Task description:
In the data below, swap "Profile" for "Account" in the part that runs from the start through the line containing "section-divider xyxy=(0,180,507,200)", and give those lines again with nothing else changed.

Collection entries
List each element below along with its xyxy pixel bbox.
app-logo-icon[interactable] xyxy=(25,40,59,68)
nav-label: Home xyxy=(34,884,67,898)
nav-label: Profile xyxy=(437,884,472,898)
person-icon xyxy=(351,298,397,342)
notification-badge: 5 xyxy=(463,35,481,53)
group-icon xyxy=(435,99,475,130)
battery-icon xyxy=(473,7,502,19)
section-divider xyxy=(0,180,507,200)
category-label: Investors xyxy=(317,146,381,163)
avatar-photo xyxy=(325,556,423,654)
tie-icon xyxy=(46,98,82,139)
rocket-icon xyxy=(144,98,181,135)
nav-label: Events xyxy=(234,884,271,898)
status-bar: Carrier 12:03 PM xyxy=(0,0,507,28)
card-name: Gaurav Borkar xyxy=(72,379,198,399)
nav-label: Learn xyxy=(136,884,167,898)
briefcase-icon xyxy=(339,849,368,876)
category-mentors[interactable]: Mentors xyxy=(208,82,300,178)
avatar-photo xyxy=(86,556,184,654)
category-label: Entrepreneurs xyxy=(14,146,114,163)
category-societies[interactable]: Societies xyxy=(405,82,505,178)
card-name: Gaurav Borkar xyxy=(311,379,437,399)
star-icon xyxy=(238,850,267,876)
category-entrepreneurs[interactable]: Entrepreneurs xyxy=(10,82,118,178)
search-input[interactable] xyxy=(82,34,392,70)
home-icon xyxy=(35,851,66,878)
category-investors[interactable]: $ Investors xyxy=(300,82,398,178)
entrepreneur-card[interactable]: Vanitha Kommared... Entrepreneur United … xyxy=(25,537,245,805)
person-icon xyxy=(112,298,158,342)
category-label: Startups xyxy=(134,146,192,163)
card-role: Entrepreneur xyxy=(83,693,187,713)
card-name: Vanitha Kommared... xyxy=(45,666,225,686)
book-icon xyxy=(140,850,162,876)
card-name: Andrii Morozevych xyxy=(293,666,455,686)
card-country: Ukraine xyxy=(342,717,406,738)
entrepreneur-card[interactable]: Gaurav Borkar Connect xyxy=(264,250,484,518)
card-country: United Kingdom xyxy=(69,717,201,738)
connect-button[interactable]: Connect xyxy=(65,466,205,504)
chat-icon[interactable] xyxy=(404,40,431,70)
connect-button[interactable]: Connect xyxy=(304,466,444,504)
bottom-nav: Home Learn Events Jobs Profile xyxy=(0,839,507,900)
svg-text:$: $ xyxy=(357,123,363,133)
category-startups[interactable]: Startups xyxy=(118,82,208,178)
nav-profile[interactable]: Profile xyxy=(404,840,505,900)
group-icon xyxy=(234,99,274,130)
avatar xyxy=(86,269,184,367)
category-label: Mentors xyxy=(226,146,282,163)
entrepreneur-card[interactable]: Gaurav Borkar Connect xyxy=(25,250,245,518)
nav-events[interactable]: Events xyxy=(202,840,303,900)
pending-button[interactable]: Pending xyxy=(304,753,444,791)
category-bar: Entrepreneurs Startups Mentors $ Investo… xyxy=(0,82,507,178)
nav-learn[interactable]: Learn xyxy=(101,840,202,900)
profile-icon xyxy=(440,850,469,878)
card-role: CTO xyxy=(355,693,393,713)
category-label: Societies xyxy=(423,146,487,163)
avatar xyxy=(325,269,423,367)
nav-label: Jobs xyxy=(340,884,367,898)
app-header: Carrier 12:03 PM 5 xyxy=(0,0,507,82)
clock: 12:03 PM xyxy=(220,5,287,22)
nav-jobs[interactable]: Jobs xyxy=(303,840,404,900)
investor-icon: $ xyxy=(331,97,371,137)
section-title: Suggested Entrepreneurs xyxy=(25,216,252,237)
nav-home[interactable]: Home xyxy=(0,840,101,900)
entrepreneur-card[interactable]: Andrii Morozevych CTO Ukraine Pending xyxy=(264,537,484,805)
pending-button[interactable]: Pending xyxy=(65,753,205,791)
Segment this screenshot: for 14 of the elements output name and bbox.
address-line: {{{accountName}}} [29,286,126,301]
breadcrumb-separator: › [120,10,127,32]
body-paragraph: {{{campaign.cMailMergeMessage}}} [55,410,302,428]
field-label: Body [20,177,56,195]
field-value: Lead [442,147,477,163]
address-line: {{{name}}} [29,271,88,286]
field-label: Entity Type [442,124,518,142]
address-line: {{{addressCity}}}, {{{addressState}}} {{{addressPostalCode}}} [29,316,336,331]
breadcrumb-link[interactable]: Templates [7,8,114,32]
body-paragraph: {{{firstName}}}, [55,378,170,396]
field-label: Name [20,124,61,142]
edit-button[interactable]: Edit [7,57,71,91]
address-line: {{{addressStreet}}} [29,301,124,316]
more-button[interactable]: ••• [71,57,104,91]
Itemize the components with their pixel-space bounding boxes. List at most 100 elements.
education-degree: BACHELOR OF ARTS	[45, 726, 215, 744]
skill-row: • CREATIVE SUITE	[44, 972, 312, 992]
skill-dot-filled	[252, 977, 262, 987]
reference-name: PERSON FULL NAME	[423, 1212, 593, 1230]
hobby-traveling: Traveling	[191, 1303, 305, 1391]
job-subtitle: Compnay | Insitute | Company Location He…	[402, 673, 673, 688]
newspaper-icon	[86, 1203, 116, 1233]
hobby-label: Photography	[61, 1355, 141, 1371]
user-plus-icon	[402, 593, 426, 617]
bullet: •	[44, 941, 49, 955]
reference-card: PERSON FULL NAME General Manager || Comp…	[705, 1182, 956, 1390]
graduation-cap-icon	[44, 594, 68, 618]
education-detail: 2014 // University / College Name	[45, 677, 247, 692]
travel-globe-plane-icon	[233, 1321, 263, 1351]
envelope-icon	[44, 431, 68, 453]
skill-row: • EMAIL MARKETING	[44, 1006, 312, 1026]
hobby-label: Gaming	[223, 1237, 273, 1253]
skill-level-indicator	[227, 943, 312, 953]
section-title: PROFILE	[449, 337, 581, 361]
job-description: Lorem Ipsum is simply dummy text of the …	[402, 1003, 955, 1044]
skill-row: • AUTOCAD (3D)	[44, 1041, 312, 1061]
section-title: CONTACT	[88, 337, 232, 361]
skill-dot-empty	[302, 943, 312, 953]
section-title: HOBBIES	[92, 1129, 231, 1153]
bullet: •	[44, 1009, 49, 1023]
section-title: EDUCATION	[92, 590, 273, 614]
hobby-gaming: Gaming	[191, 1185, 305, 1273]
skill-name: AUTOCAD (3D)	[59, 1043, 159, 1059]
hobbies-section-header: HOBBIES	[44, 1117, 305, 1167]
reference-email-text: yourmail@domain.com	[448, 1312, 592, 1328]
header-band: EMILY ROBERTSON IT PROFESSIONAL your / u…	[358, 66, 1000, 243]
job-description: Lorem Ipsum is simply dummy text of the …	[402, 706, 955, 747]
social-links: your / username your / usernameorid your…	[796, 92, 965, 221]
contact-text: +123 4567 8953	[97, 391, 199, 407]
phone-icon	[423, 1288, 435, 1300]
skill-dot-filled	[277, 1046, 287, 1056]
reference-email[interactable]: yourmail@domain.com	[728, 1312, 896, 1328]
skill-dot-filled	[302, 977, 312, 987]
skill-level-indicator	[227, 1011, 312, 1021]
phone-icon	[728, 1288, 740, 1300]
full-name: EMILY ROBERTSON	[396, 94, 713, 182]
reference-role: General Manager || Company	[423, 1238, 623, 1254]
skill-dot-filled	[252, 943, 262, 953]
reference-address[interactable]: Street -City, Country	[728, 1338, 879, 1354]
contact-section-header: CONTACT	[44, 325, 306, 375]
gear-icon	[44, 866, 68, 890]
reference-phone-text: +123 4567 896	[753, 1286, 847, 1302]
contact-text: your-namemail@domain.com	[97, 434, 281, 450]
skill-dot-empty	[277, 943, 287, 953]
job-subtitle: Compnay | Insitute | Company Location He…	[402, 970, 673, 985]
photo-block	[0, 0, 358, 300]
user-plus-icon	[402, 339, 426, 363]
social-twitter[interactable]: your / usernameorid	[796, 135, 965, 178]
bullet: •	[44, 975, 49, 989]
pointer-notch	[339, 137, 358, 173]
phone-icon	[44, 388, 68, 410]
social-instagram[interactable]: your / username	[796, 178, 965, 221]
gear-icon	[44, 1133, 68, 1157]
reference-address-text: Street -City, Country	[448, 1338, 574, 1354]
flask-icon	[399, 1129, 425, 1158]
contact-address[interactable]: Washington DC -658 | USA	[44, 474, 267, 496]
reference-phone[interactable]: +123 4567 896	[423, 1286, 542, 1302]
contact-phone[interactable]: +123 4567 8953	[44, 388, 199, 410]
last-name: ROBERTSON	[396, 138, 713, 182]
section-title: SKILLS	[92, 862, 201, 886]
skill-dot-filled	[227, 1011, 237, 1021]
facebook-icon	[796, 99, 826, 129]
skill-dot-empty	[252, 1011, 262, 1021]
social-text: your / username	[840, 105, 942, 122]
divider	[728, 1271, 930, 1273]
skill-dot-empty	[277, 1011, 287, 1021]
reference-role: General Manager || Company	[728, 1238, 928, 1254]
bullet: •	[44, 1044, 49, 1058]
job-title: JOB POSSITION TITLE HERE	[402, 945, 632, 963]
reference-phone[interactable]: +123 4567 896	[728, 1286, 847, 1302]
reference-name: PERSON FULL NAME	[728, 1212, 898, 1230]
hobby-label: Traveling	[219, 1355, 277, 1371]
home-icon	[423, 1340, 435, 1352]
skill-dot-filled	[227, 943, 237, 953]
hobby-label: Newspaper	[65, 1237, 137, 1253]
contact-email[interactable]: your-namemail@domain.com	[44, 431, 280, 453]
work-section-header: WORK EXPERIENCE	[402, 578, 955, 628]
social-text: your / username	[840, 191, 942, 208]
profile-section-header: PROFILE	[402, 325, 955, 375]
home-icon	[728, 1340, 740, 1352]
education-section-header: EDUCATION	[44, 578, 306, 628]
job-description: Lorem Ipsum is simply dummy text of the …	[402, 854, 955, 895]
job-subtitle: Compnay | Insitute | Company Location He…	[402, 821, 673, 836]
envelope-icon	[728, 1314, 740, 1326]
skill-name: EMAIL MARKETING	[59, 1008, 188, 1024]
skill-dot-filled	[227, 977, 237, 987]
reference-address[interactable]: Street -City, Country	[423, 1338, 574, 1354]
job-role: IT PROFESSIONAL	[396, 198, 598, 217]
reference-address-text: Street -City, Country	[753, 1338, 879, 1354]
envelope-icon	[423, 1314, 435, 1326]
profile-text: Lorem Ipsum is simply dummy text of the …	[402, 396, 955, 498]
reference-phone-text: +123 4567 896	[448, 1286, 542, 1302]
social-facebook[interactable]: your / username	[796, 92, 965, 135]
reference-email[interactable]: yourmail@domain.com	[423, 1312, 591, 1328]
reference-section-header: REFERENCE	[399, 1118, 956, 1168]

Response for this exercise:
List each element below along with its xyxy pixel bbox.
app-logo-icon[interactable] xyxy=(25,40,59,68)
nav-label: Home xyxy=(34,884,67,898)
nav-label: Account xyxy=(437,884,472,898)
person-icon xyxy=(351,298,397,342)
notification-badge: 5 xyxy=(463,35,481,53)
group-icon xyxy=(435,99,475,130)
battery-icon xyxy=(473,7,502,19)
section-divider xyxy=(0,180,507,200)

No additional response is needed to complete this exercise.